#### GIVEN RECORDS

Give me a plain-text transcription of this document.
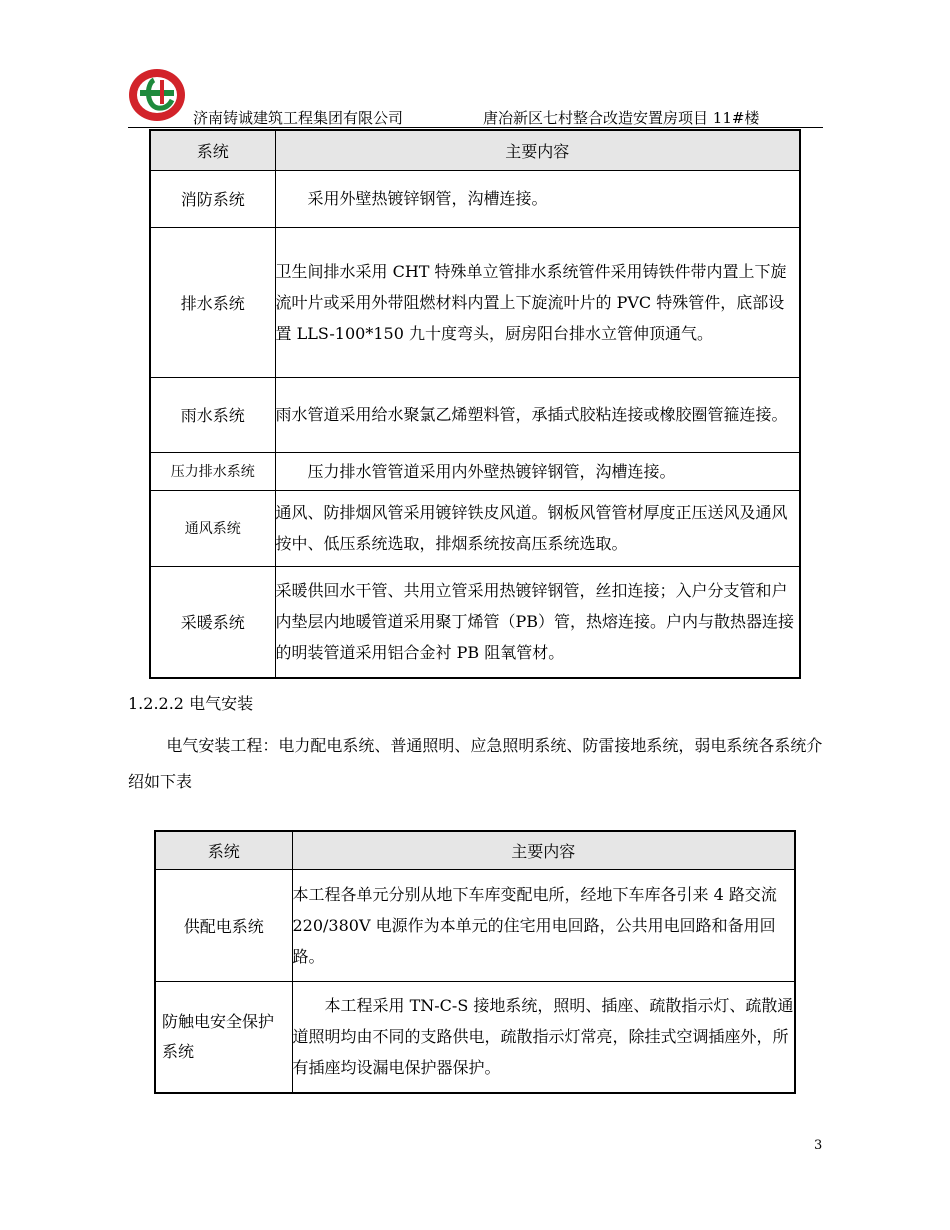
济南铸诚建筑工程集团有限公司	唐冶新区七村整合改造安置房项目 11#楼
系统	主要内容
消防系统	采用外壁热镀锌钢管，沟槽连接。
排水系统	卫生间排水采用 CHT 特殊单立管排水系统管件采用铸铁件带内置上下旋流叶片或采用外带阻燃材料内置上下旋流叶片的 PVC 特殊管件，底部设置 LLS-100*150 九十度弯头，厨房阳台排水立管伸顶通气。
雨水系统	雨水管道采用给水聚氯乙烯塑料管，承插式胶粘连接或橡胶圈管箍连接。
压力排水系统	压力排水管管道采用内外壁热镀锌钢管，沟槽连接。
通风系统	通风、防排烟风管采用镀锌铁皮风道。钢板风管管材厚度正压送风及通风按中、低压系统选取，排烟系统按高压系统选取。
采暖系统	采暖供回水干管、共用立管采用热镀锌钢管，丝扣连接；入户分支管和户内垫层内地暖管道采用聚丁烯管（PB）管，热熔连接。户内与散热器连接的明装管道采用铝合金衬 PB 阻氧管材。
1.2.2.2 电气安装
电气安装工程：电力配电系统、普通照明、应急照明系统、防雷接地系统，弱电系统各系统介绍如下表
系统	主要内容
供配电系统	本工程各单元分别从地下车库变配电所，经地下车库各引来 4 路交流 220/380V 电源作为本单元的住宅用电回路，公共用电回路和备用回路。
防触电安全保护系统	本工程采用 TN-C-S 接地系统，照明、插座、疏散指示灯、疏散通道照明均由不同的支路供电，疏散指示灯常亮，除挂式空调插座外，所有插座均设漏电保护器保护。
3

########

Your copy should match the entries exactly, minus the pictures.

Give me a plain-text transcription of this document.
济南铸诚建筑工程集团有限公司	唐冶新区七村整合改造安置房项目 11#楼
系统	主要内容
消防系统	采用外壁热镀锌钢管，沟槽连接。
排水系统	卫生间排水采用 CHT 特殊单立管排水系统管件采用铸铁件带内置上下旋流叶片或采用外带阻燃材料内置上下旋流叶片的 PVC 特殊管件，底部设置 LLS-100*150 九十度弯头，厨房阳台排水立管伸顶通气。
雨水系统	雨水管道采用给水聚氯乙烯塑料管，承插式胶粘连接或橡胶圈管箍连接。
压力排水系统	压力排水管管道采用内外壁热镀锌钢管，沟槽连接。
通风系统	通风、防排烟风管采用镀锌铁皮风道。钢板风管管材厚度正压送风及通风按中、低压系统选取，排烟系统按高压系统选取。
采暖系统	采暖供回水干管、共用立管采用热镀锌钢管，丝扣连接；入户分支管和户内垫层内地暖管道采用聚丁烯管（PB）管，热熔连接。户内与散热器连接的明装管道采用铝合金衬 PB 阻氧管材。
1.2.2.2 电气安装
电气安装工程：电力配电系统、普通照明、应急照明系统、防雷接地系统，弱电系统各系统介绍如下表
系统	主要内容
供配电系统	本工程各单元分别从地下车库变配电所，经地下车库各引来 4 路交流 220/380V 电源作为本单元的住宅用电回路，公共用电回路和备用回路。
防触电安全保护系统	本工程采用 TN-C-S 接地系统，照明、插座、疏散指示灯、疏散通道照明均由不同的支路供电，疏散指示灯常亮，除挂式空调插座外，所有插座均设漏电保护器保护。
3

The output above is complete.